_DATA TO USE_
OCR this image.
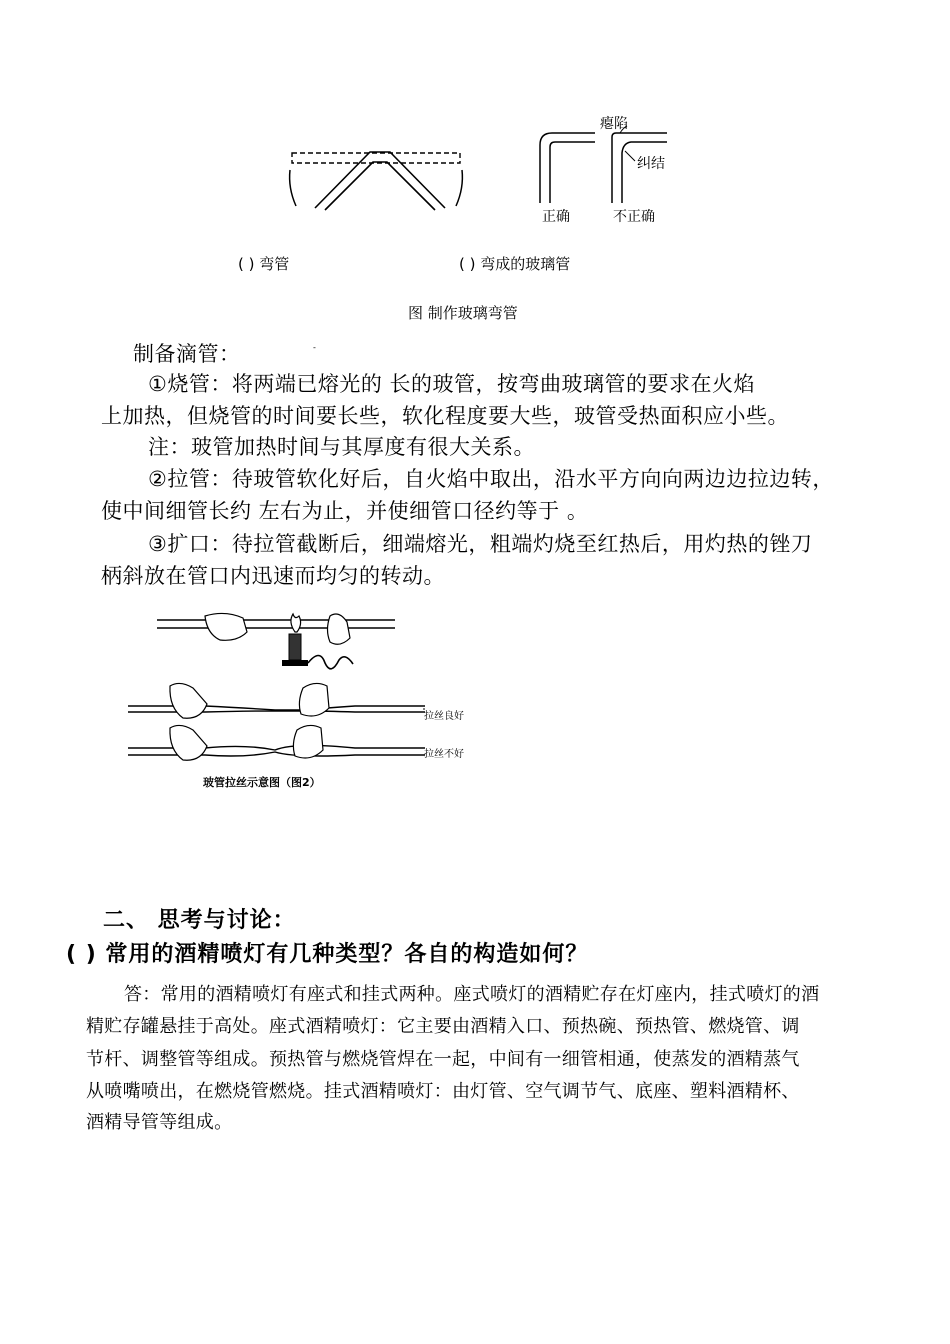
瘪陷
纠结
正确	不正确
( ) 弯管	( ) 弯成的玻璃管
图 制作玻璃弯管
制备滴管：	-
①烧管：将两端已熔光的 长的玻管，按弯曲玻璃管的要求在火焰
上加热，但烧管的时间要长些，软化程度要大些，玻管受热面积应小些。
注：玻管加热时间与其厚度有很大关系。
②拉管：待玻管软化好后，自火焰中取出，沿水平方向向两边边拉边转，
使中间细管长约 左右为止，并使细管口径约等于 。
③扩口：待拉管截断后，细端熔光，粗端灼烧至红热后，用灼热的锉刀
柄斜放在管口内迅速而均匀的转动。
拉丝良好
拉丝不好
玻管拉丝示意图（图2）
二、 思考与讨论：
( ) 常用的酒精喷灯有几种类型？各自的构造如何？
答：常用的酒精喷灯有座式和挂式两种。座式喷灯的酒精贮存在灯座内，挂式喷灯的酒
精贮存罐悬挂于高处。座式酒精喷灯：它主要由酒精入口、预热碗、预热管、燃烧管、调
节杆、调整管等组成。预热管与燃烧管焊在一起，中间有一细管相通，使蒸发的酒精蒸气
从喷嘴喷出，在燃烧管燃烧。挂式酒精喷灯：由灯管、空气调节气、底座、塑料酒精杯、
酒精导管等组成。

_PROBLEM TO SOLVE_
Retype every entry verbatim and exclude the pictures from the copy.

_THE RESPONSE_
OCR this image.
瘪陷
纠结
正确	不正确
( ) 弯管	( ) 弯成的玻璃管
图 制作玻璃弯管
制备滴管：	-
①烧管：将两端已熔光的 长的玻管，按弯曲玻璃管的要求在火焰
上加热，但烧管的时间要长些，软化程度要大些，玻管受热面积应小些。
注：玻管加热时间与其厚度有很大关系。
②拉管：待玻管软化好后，自火焰中取出，沿水平方向向两边边拉边转，
使中间细管长约 左右为止，并使细管口径约等于 。
③扩口：待拉管截断后，细端熔光，粗端灼烧至红热后，用灼热的锉刀
柄斜放在管口内迅速而均匀的转动。
拉丝良好
拉丝不好
玻管拉丝示意图（图2）
二、 思考与讨论：
( ) 常用的酒精喷灯有几种类型？各自的构造如何？
答：常用的酒精喷灯有座式和挂式两种。座式喷灯的酒精贮存在灯座内，挂式喷灯的酒
精贮存罐悬挂于高处。座式酒精喷灯：它主要由酒精入口、预热碗、预热管、燃烧管、调
节杆、调整管等组成。预热管与燃烧管焊在一起，中间有一细管相通，使蒸发的酒精蒸气
从喷嘴喷出，在燃烧管燃烧。挂式酒精喷灯：由灯管、空气调节气、底座、塑料酒精杯、
酒精导管等组成。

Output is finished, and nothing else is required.